Collected data entries:
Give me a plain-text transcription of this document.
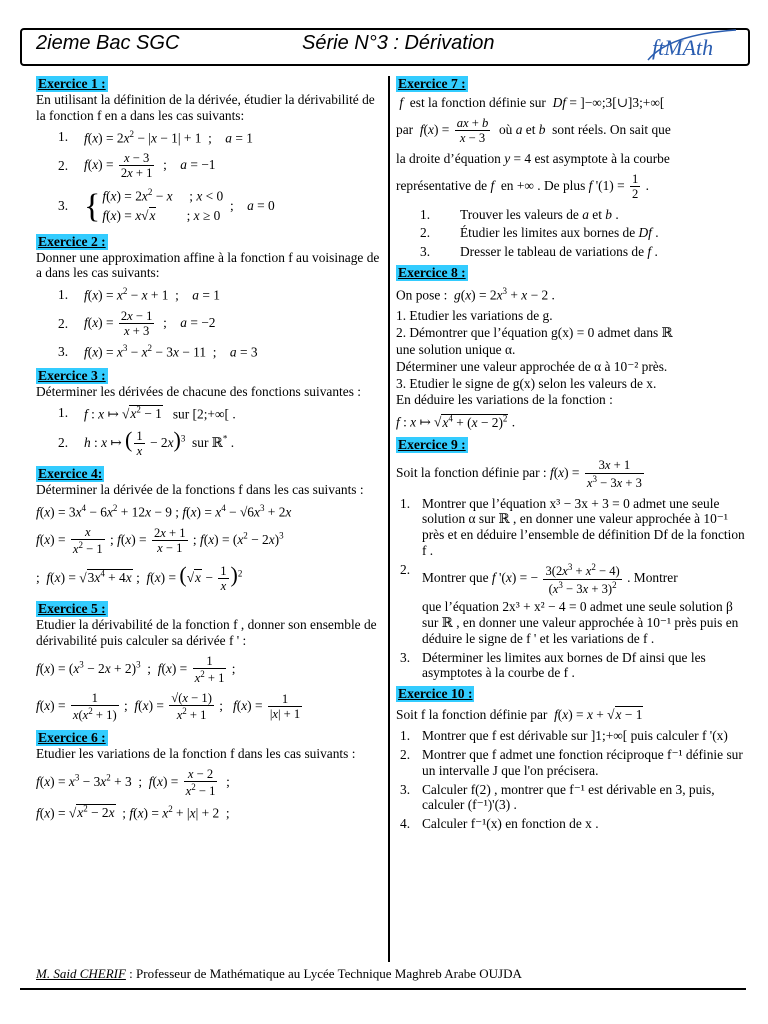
2ieme Bac SGC	Série N°3 : Dérivation	ftMAth
Exercice 1 :

En utilisant la définition de la dérivée, étudier la dérivabilité de la fonction f en a dans les cas suivants:

1.	$f(x) = 2x^2 - |x - 1| + 1$  ;    a = 1
2.	$f(x) = \frac{x - 3}{2x + 1}$ ;    a = −1
3. { $f(x) = 2x^2 - x$     ; x < 0
f(x) = x√x         ; x ≥ 0
;    a = 0
Exercice 2 :

Donner une approximation affine à la fonction f au voisinage de a dans les cas suivants:

1.	$f(x) = x^2 - x + 1$  ;    a = 1
2.	$f(x) = \frac{2x - 1}{x + 3}$ ;    a = −2
3.	$f(x) = x^3 - x^2 - 3x - 11$  ;    a = 3
Exercice 3 :

Déterminer les dérivées de chacune des fonctions suivantes :

1.	f : x ↦ $√x^2 - 1$   sur [2;+∞[ .
2.	h : x ↦ ( $\frac{1}{x} - 2x)^3$  sur ℝ* .
Exercice 4:

Déterminer la dérivée de la fonctions f dans les cas suivants :

$f(x) = 3x^4 - 6x^2 + 12x - 9$ ; $f(x) = x^4 - √6x^3 + 2x$
$f(x) = \frac{x}{x^2 - 1}$ ; $f(x) = \frac{2x + 1}{x - 1}$ ; $f(x) = (x^2 - 2x)^3$
;  $f(x) = √3x^4 + 4x$ ;  $f(x) = (√x - \frac{1}{x} )^2$
Exercice 5 :

Etudier la dérivabilité de la fonction f , donner son ensemble de dérivabilité puis calculer sa dérivée f ' :

$f(x) = (x^3 - 2x + 2)^3$  ;  $f(x) = \frac{1}{x^2 + 1}$ ;
$f(x) = \frac{1}{x(x^2 + 1)}$ ;  $f(x) = \frac{√(x - 1)}{x^2 + 1}$ ;   $f(x) = \frac{1}{|x| + 1}$
Exercice 6 :

Etudier les variations de la fonction f dans les cas suivants :

$f(x) = x^3 - 3x^2 + 3$  ;  $f(x) = \frac{x - 2}{x^2 - 1}$ ;
$f(x) = √x^2 - 2x$  ; $f(x) = x^2 + |x| + 2$  ;
Exercice 7 :
f est la fonction définie sur Df = ]−∞;3[∪]3;+∞[
par $f(x) = \frac{ax + b}{x - 3}$ où a et b  sont réels. On sait que

la droite d’équation y = 4 est asymptote à la courbe

représentative de f  en +∞ . De plus f '$(1) = \frac{1}{2}$ .
1.	Trouver les valeurs de a et b .
2.	Étudier les limites aux bornes de Df .
3.	Dresser le tableau de variations de f .
Exercice 8 :
On pose : $g(x) = 2x^3 + x - 2$ .

1. Etudier les variations de g.

2. Démontrer que l’équation g(x) = 0 admet dans ℝ

une solution unique α.

Déterminer une valeur approchée de α à 10⁻² près.

3. Etudier le signe de g(x) selon les valeurs de x.

En déduire les variations de la fonction :

f : x ↦ $√x^4 + (x - 2)^2$ .
Exercice 9 :
Soit la fonction définie par : $f(x) = \frac{3x + 1}{x^3 - 3x + 3}$
1. Montrer que l’équation x³ − 3x + 3 = 0 admet une seule solution α sur ℝ , en donner une valeur approchée à 10⁻¹ près et en déduire l’ensemble de définition Df de la fonction f .
2.
Montrer que f '(x) = − $\frac{3(2x^3 + x^2 - 4)}{(x^3 - 3x + 3)^2}$ . Montrer
que l’équation 2x³ + x² − 4 = 0 admet une seule solution β sur ℝ , en donner une valeur approchée à 10⁻¹ près puis en déduire le signe de f ' et les variations de f .
3. Déterminer les limites aux bornes de Df ainsi que les asymptotes à la courbe de f .
Exercice 10 :
Soit f la fonction définie par f(x) = x + √x − 1
1. Montrer que f est dérivable sur ]1;+∞[ puis calculer f '(x)
2. Montrer que f admet une fonction réciproque f⁻¹ définie sur un intervalle J que l'on précisera.
3. Calculer f(2) , montrer que f⁻¹ est dérivable en 3, puis, calculer (f⁻¹)'(3) .
4. Calculer f⁻¹(x) en fonction de x .
M. Said CHERIF : Professeur de Mathématique au Lycée Technique Maghreb Arabe OUJDA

- **YOUR TASK**:
Please write out all the data again word for word, but not the pictures.

- **RESULT OF THIS TASK**:
Give me a plain-text transcription of this document.
2ieme Bac SGC	Série N°3 : Dérivation	ftMAth
Exercice 1 :

En utilisant la définition de la dérivée, étudier la dérivabilité de la fonction f en a dans les cas suivants:

1.	$f(x) = 2x^2 - |x - 1| + 1$  ;    a = 1
2.	$f(x) = \frac{x - 3}{2x + 1}$ ;    a = −1
3. { $f(x) = 2x^2 - x$     ; x < 0
f(x) = x√x         ; x ≥ 0
;    a = 0
Exercice 2 :

Donner une approximation affine à la fonction f au voisinage de a dans les cas suivants:

1.	$f(x) = x^2 - x + 1$  ;    a = 1
2.	$f(x) = \frac{2x - 1}{x + 3}$ ;    a = −2
3.	$f(x) = x^3 - x^2 - 3x - 11$  ;    a = 3
Exercice 3 :

Déterminer les dérivées de chacune des fonctions suivantes :

1.	f : x ↦ $√x^2 - 1$   sur [2;+∞[ .
2.	h : x ↦ ( $\frac{1}{x} - 2x)^3$  sur ℝ* .
Exercice 4:

Déterminer la dérivée de la fonctions f dans les cas suivants :

$f(x) = 3x^4 - 6x^2 + 12x - 9$ ; $f(x) = x^4 - √6x^3 + 2x$
$f(x) = \frac{x}{x^2 - 1}$ ; $f(x) = \frac{2x + 1}{x - 1}$ ; $f(x) = (x^2 - 2x)^3$
;  $f(x) = √3x^4 + 4x$ ;  $f(x) = (√x - \frac{1}{x} )^2$
Exercice 5 :

Etudier la dérivabilité de la fonction f , donner son ensemble de dérivabilité puis calculer sa dérivée f ' :

$f(x) = (x^3 - 2x + 2)^3$  ;  $f(x) = \frac{1}{x^2 + 1}$ ;
$f(x) = \frac{1}{x(x^2 + 1)}$ ;  $f(x) = \frac{√(x - 1)}{x^2 + 1}$ ;   $f(x) = \frac{1}{|x| + 1}$
Exercice 6 :

Etudier les variations de la fonction f dans les cas suivants :

$f(x) = x^3 - 3x^2 + 3$  ;  $f(x) = \frac{x - 2}{x^2 - 1}$ ;
$f(x) = √x^2 - 2x$  ; $f(x) = x^2 + |x| + 2$  ;
Exercice 7 :
f est la fonction définie sur Df = ]−∞;3[∪]3;+∞[
par $f(x) = \frac{ax + b}{x - 3}$ où a et b  sont réels. On sait que

la droite d’équation y = 4 est asymptote à la courbe

représentative de f  en +∞ . De plus f '$(1) = \frac{1}{2}$ .
1.	Trouver les valeurs de a et b .
2.	Étudier les limites aux bornes de Df .
3.	Dresser le tableau de variations de f .
Exercice 8 :
On pose : $g(x) = 2x^3 + x - 2$ .

1. Etudier les variations de g.

2. Démontrer que l’équation g(x) = 0 admet dans ℝ

une solution unique α.

Déterminer une valeur approchée de α à 10⁻² près.

3. Etudier le signe de g(x) selon les valeurs de x.

En déduire les variations de la fonction :

f : x ↦ $√x^4 + (x - 2)^2$ .
Exercice 9 :
Soit la fonction définie par : $f(x) = \frac{3x + 1}{x^3 - 3x + 3}$
1. Montrer que l’équation x³ − 3x + 3 = 0 admet une seule solution α sur ℝ , en donner une valeur approchée à 10⁻¹ près et en déduire l’ensemble de définition Df de la fonction f .
2.
Montrer que f '(x) = − $\frac{3(2x^3 + x^2 - 4)}{(x^3 - 3x + 3)^2}$ . Montrer
que l’équation 2x³ + x² − 4 = 0 admet une seule solution β sur ℝ , en donner une valeur approchée à 10⁻¹ près puis en déduire le signe de f ' et les variations de f .
3. Déterminer les limites aux bornes de Df ainsi que les asymptotes à la courbe de f .
Exercice 10 :
Soit f la fonction définie par f(x) = x + √x − 1
1. Montrer que f est dérivable sur ]1;+∞[ puis calculer f '(x)
2. Montrer que f admet une fonction réciproque f⁻¹ définie sur un intervalle J que l'on précisera.
3. Calculer f(2) , montrer que f⁻¹ est dérivable en 3, puis, calculer (f⁻¹)'(3) .
4. Calculer f⁻¹(x) en fonction de x .
M. Said CHERIF : Professeur de Mathématique au Lycée Technique Maghreb Arabe OUJDA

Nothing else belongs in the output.